Supplied entries:
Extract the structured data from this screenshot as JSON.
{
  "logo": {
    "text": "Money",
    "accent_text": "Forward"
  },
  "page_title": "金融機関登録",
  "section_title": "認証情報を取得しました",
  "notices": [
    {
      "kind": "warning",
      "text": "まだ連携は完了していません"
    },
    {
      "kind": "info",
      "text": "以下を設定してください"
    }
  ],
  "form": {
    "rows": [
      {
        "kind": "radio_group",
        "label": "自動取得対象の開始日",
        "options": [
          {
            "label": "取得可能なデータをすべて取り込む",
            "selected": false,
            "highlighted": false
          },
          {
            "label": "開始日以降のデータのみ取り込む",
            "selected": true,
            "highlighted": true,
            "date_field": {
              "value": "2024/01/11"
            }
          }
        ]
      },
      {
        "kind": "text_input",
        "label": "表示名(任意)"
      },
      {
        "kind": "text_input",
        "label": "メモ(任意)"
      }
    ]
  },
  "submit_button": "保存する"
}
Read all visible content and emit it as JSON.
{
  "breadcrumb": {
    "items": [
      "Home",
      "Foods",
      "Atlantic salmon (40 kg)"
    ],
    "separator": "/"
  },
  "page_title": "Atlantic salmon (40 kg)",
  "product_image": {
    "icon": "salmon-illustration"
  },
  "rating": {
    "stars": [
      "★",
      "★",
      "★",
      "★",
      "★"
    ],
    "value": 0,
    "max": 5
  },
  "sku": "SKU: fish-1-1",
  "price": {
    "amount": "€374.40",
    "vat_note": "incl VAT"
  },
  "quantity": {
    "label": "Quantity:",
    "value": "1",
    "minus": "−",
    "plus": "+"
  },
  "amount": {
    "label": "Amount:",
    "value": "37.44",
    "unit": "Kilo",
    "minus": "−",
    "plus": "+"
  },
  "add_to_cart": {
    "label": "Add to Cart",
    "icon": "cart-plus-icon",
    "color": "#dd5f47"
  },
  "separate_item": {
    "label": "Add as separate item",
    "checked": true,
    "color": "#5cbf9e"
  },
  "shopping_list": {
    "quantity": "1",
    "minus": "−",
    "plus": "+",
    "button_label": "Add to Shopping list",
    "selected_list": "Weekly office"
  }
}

Exercise instructions: Type out the full listing again, exactly as given.

The result:
Extract the structured data from this screenshot as JSON.
{
  "logo": {
    "text": "Money",
    "accent_text": "Forward"
  },
  "page_title": "金融機関登録",
  "section_title": "認証情報を取得しました",
  "notices": [
    {
      "kind": "warning",
      "text": "まだ連携は完了していません"
    },
    {
      "kind": "info",
      "text": "以下を設定してください"
    }
  ],
  "form": {
    "rows": [
      {
        "kind": "radio_group",
        "label": "自動取得対象の開始日",
        "options": [
          {
            "label": "取得可能なデータをすべて取り込む",
            "selected": false,
            "highlighted": false
          },
          {
            "label": "開始日以降のデータのみ取り込む",
            "selected": true,
            "highlighted": true,
            "date_field": {
              "value": "2024/01/11"
            }
          }
        ]
      },
      {
        "kind": "text_input",
        "label": "表示名(任意)"
      },
      {
        "kind": "text_input",
        "label": "メモ(任意)"
      }
    ]
  },
  "submit_button": "保存する"
}
Read all visible content and emit it as JSON.
{
  "breadcrumb": {
    "items": [
      "Home",
      "Foods",
      "Atlantic salmon (40 kg)"
    ],
    "separator": "/"
  },
  "page_title": "Atlantic salmon (40 kg)",
  "product_image": {
    "icon": "salmon-illustration"
  },
  "rating": {
    "stars": [
      "★",
      "★",
      "★",
      "★",
      "★"
    ],
    "value": 0,
    "max": 5
  },
  "sku": "SKU: fish-1-1",
  "price": {
    "amount": "€374.40",
    "vat_note": "incl VAT"
  },
  "quantity": {
    "label": "Quantity:",
    "value": "1",
    "minus": "−",
    "plus": "+"
  },
  "amount": {
    "label": "Amount:",
    "value": "37.44",
    "unit": "Kilo",
    "minus": "−",
    "plus": "+"
  },
  "add_to_cart": {
    "label": "Add to Cart",
    "icon": "cart-plus-icon",
    "color": "#dd5f47"
  },
  "separate_item": {
    "label": "Add as separate item",
    "checked": true,
    "color": "#5cbf9e"
  },
  "shopping_list": {
    "quantity": "1",
    "minus": "−",
    "plus": "+",
    "button_label": "Add to Shopping list",
    "selected_list": "Weekly office"
  }
}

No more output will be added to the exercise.